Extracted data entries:
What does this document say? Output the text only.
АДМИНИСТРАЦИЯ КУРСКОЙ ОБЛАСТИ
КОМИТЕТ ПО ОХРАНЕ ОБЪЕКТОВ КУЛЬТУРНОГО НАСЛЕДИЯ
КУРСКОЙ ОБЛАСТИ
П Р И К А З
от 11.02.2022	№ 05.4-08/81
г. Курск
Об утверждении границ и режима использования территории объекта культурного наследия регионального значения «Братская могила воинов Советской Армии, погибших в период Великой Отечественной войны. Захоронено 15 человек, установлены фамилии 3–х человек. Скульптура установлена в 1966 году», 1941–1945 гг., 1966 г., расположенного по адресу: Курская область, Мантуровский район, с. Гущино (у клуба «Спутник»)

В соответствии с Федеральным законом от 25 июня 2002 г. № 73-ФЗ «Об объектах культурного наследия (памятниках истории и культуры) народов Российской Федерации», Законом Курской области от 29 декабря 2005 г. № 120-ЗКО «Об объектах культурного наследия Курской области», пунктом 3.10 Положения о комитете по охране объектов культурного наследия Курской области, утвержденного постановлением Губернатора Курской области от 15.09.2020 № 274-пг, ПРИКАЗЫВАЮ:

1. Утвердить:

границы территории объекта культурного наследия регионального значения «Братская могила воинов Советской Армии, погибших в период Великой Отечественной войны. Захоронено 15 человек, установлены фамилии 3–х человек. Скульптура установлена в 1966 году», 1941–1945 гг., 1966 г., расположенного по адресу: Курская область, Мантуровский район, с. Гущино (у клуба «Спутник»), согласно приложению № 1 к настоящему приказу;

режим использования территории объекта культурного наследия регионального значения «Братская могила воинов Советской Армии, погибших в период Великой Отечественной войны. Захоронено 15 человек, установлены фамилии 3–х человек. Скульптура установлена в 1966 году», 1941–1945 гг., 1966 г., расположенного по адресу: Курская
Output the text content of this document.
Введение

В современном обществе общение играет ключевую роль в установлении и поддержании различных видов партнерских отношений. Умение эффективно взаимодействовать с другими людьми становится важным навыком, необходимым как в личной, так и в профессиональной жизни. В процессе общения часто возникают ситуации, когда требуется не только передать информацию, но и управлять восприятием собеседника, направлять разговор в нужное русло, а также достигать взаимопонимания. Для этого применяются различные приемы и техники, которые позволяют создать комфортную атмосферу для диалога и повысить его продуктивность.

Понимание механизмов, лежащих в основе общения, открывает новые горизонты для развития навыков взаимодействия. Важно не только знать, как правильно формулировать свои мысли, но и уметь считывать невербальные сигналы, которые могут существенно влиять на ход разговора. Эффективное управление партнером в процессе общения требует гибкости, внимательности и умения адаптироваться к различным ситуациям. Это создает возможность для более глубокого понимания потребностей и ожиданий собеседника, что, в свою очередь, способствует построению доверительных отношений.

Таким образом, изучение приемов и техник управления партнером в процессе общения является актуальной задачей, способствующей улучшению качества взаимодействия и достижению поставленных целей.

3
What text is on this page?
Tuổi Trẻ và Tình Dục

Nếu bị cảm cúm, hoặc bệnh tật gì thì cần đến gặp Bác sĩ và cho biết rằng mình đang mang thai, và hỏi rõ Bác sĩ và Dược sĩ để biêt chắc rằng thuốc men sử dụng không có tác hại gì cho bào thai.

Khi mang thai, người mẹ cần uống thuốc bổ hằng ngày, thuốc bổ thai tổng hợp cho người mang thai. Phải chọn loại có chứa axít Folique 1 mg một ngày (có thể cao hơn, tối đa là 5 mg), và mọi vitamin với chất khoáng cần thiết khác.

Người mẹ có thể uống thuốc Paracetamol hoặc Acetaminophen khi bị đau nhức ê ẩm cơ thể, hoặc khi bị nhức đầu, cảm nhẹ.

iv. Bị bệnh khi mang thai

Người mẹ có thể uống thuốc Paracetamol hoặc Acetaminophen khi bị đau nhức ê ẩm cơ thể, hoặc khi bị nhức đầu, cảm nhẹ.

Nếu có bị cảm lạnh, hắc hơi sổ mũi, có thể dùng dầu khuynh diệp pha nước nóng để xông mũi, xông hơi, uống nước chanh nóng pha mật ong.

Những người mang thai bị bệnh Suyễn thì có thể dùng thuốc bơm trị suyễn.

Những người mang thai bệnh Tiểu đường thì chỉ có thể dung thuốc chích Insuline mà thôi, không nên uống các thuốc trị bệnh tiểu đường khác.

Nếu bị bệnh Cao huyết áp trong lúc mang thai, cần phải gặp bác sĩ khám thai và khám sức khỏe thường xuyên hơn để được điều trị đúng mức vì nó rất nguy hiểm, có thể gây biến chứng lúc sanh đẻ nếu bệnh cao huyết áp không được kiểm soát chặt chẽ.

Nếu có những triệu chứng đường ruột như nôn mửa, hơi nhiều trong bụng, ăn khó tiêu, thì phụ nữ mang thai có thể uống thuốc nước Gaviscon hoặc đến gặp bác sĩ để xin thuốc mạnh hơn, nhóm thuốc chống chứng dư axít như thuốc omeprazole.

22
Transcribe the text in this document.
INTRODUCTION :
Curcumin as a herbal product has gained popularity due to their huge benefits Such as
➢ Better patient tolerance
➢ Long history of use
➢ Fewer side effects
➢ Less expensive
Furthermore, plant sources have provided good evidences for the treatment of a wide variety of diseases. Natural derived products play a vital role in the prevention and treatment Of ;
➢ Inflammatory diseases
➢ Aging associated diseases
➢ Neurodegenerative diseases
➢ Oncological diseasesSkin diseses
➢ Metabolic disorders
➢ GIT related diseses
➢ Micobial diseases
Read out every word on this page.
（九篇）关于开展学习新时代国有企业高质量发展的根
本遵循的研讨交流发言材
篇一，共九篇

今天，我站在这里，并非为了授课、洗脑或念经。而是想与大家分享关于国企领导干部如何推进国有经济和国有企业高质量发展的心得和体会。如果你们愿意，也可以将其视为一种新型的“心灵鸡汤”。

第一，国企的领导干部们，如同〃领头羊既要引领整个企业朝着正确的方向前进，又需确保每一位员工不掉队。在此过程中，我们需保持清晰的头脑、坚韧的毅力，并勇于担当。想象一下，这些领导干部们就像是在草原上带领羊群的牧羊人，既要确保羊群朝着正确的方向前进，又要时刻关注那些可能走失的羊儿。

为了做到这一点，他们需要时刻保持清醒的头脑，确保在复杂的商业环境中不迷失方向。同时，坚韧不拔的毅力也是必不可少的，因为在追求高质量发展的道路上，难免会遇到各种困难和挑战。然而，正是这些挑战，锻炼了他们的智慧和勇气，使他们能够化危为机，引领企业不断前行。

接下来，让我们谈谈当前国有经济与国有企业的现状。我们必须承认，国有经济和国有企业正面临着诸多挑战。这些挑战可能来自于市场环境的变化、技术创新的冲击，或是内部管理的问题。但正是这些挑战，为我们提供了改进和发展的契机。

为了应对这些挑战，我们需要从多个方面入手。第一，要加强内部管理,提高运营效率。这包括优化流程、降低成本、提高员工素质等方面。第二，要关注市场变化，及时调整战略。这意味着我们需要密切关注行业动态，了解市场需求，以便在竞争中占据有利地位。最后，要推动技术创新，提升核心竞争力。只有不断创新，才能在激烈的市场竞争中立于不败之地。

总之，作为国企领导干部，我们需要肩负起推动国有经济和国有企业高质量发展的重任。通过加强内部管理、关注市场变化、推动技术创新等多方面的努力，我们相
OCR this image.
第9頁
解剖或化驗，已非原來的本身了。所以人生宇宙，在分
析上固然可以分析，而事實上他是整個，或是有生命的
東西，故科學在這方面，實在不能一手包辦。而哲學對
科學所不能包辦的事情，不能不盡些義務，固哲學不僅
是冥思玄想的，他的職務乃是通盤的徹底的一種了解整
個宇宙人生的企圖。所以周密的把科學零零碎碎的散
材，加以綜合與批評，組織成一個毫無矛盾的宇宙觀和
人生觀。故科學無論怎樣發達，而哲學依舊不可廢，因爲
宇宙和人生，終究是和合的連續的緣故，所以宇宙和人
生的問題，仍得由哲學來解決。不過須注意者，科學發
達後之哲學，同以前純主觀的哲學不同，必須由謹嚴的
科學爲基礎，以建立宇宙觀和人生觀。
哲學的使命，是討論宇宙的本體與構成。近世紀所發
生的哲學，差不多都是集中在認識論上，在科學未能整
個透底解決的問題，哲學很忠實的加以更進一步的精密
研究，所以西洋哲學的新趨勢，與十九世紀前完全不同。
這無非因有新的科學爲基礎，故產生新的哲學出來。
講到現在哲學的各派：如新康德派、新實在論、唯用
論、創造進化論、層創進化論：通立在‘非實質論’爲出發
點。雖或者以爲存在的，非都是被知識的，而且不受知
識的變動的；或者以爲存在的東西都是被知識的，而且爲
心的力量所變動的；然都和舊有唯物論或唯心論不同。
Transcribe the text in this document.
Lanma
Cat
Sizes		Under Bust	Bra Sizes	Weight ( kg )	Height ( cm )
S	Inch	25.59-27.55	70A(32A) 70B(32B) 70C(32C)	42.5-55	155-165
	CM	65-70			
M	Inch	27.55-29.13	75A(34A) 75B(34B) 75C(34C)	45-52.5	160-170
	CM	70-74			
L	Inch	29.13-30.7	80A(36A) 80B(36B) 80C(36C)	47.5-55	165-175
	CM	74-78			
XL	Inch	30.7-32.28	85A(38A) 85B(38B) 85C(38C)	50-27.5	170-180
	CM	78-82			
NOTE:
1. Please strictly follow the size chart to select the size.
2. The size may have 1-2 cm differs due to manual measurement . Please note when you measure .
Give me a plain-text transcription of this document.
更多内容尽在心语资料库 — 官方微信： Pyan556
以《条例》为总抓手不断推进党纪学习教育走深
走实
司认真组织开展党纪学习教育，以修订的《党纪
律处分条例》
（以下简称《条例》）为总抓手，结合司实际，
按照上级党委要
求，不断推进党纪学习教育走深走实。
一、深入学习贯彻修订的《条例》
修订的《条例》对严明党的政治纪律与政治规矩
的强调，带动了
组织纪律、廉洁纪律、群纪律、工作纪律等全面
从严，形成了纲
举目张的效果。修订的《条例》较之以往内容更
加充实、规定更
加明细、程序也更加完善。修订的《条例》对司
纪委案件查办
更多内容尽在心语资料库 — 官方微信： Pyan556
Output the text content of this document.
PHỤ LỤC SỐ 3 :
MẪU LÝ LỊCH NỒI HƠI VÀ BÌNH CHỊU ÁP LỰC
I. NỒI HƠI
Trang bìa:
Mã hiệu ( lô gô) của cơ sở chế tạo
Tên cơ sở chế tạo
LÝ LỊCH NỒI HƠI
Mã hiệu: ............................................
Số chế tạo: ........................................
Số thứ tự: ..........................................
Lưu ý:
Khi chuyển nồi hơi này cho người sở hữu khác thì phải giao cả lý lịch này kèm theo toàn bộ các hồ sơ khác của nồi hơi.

Instructions for the task: Filter the listing for the word "this" and copy every line that holds it.

Expected answer:
What does this document say? Output the text only.
Output the text content of this document.
What text is on this page?
Transcribe the text in this document.
Read out every word on this page.
OCR this image.
Transcribe the text in this document.
Give me a plain-text transcription of this document.
Output the text content of this document.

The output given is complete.